ENTRIES SUPPLIED ->
==========

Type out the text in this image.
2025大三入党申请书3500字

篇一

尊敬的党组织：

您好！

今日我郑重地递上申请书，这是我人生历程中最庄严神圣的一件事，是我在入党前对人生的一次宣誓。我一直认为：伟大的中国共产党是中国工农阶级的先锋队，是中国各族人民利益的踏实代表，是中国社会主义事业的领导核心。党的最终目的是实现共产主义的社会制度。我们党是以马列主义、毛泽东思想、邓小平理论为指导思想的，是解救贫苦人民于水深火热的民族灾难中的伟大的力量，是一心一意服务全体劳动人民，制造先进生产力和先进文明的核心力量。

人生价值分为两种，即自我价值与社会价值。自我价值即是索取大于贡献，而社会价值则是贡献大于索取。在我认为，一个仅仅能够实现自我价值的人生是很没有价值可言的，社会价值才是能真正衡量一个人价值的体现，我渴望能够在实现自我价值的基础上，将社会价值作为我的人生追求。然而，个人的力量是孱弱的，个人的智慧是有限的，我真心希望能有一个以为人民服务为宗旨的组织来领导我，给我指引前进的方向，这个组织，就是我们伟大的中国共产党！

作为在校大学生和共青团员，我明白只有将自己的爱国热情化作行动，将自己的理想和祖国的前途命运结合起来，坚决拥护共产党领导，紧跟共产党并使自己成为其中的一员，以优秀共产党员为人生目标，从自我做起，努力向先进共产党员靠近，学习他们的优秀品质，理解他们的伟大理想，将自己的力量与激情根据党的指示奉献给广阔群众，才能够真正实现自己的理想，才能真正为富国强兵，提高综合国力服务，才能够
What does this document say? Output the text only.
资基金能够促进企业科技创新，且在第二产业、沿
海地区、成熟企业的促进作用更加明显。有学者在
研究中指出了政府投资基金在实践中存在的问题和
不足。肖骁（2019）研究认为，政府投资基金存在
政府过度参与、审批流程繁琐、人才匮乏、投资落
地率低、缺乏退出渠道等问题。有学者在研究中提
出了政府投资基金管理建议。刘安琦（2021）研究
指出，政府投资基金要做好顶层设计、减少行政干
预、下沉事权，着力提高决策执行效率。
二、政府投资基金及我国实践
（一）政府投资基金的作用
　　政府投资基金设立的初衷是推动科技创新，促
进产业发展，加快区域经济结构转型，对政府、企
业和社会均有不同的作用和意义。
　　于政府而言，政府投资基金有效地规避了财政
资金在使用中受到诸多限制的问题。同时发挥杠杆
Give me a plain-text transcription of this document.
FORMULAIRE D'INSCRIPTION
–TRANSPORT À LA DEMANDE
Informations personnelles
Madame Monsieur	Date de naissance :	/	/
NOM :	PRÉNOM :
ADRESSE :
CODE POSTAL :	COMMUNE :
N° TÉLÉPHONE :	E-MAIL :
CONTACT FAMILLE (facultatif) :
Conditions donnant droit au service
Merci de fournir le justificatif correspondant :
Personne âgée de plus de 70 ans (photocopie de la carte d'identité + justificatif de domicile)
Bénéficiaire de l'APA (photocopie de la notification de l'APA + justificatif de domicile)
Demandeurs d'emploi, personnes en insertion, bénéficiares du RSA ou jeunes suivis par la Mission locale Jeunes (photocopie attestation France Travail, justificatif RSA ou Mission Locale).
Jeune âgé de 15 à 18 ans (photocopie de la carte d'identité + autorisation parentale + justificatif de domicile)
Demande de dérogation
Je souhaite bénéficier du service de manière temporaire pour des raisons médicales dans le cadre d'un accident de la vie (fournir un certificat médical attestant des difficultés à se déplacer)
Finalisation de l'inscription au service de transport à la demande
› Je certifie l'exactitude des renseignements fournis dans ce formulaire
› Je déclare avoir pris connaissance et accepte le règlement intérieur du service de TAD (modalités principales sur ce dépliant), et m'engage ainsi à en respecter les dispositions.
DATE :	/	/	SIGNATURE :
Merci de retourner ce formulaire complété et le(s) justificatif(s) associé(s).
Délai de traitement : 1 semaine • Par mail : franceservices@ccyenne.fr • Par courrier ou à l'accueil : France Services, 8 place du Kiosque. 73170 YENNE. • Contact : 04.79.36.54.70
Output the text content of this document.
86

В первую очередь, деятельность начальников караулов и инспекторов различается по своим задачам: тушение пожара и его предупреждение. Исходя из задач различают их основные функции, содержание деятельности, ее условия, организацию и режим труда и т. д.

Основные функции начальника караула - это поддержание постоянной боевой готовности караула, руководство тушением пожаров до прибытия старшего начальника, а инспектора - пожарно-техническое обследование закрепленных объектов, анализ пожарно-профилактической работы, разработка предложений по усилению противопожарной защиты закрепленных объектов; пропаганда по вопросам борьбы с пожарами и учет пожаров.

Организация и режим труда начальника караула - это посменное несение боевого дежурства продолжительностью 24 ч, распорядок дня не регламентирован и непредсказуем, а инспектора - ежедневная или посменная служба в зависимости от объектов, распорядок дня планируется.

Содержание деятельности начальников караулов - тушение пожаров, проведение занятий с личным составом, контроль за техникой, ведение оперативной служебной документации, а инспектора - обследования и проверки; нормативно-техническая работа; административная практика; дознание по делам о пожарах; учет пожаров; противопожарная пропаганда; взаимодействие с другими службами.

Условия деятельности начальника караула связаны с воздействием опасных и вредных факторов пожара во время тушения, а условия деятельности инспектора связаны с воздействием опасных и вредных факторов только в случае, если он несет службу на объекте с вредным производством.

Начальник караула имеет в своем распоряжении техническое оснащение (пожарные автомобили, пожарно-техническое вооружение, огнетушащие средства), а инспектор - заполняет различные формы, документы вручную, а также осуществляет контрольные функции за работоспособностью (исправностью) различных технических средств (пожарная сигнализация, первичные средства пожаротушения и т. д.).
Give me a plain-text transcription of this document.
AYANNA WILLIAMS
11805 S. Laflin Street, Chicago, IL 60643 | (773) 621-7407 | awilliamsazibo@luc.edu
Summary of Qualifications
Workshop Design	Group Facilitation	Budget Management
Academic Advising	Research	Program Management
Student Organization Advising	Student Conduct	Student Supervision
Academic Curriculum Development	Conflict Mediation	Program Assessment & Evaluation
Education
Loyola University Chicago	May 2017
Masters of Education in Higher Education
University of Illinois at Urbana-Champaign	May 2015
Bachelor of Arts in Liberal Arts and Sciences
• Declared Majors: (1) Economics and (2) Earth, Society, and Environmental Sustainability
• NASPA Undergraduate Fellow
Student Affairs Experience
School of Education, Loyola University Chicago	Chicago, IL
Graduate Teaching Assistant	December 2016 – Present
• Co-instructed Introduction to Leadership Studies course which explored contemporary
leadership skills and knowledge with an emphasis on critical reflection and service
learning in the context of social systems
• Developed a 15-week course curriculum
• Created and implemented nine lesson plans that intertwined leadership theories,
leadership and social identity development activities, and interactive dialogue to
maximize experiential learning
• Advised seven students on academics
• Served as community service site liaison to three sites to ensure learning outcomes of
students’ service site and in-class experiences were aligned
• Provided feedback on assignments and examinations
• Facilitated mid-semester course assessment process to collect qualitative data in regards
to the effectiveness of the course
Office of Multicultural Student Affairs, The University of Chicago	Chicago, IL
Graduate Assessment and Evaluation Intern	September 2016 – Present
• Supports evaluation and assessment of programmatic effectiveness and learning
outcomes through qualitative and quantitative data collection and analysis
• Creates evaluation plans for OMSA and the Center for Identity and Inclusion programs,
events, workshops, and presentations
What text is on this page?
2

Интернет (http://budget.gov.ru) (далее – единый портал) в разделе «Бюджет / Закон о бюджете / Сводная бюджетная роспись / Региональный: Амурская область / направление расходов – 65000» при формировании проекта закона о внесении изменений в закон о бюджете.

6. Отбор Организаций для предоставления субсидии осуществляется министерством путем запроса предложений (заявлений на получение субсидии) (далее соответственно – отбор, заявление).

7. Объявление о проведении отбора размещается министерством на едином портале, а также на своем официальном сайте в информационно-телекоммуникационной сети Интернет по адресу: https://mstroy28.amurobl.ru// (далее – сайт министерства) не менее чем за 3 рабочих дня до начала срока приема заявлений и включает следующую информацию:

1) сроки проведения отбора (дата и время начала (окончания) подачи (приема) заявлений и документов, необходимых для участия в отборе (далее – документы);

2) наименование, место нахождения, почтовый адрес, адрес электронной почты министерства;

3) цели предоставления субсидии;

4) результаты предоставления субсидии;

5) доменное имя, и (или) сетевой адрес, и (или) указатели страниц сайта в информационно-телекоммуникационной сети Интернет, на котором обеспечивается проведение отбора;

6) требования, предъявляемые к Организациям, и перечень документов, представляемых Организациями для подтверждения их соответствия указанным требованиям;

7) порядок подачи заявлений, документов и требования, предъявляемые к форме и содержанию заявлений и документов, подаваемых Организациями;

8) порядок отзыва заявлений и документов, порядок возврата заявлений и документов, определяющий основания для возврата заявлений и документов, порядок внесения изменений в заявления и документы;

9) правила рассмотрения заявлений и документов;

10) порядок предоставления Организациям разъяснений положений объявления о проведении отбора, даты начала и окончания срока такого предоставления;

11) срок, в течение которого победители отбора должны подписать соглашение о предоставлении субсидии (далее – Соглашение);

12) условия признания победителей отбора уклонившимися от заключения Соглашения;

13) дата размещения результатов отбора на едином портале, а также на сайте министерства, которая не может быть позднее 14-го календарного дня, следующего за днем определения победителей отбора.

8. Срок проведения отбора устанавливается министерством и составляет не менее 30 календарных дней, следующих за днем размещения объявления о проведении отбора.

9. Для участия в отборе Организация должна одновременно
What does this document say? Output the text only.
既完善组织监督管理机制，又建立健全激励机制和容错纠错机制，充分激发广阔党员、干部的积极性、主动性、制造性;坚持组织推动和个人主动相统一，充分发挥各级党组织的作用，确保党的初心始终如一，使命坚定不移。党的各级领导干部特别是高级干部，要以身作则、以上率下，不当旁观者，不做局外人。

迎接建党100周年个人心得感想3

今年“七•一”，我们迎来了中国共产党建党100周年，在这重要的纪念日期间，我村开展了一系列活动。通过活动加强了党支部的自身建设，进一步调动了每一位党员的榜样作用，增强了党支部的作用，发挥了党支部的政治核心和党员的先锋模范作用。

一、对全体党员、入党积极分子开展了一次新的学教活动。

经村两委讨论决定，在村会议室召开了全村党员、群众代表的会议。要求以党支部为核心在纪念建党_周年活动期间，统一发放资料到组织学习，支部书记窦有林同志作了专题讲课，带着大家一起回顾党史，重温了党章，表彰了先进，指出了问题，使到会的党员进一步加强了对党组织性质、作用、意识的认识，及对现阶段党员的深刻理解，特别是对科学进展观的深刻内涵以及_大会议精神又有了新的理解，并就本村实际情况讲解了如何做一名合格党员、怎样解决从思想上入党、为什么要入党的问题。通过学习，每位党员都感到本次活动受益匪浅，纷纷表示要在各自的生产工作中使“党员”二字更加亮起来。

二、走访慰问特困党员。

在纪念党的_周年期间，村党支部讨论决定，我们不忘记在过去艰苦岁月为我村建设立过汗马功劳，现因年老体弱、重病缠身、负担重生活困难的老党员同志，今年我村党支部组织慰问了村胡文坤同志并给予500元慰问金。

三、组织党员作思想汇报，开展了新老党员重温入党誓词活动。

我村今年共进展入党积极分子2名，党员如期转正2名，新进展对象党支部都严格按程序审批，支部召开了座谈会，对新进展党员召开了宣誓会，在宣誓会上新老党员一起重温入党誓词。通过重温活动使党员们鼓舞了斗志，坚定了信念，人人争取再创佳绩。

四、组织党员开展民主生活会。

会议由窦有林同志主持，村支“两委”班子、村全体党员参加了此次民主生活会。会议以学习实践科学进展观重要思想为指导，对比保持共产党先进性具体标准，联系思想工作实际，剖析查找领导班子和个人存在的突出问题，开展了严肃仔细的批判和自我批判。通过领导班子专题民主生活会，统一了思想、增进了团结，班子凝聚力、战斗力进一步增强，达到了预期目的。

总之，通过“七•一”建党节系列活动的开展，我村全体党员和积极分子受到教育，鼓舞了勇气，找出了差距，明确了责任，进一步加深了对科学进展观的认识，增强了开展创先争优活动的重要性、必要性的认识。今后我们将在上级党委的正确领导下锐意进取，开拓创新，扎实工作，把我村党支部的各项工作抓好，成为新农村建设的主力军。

==========

Pull out each line of the entries that contains "outcomes".

COMPLETED TASK ->
• Served as community service site liaison to three sites to ensure learning outcomes of
outcomes through qualitative and quantitative data collection and analysis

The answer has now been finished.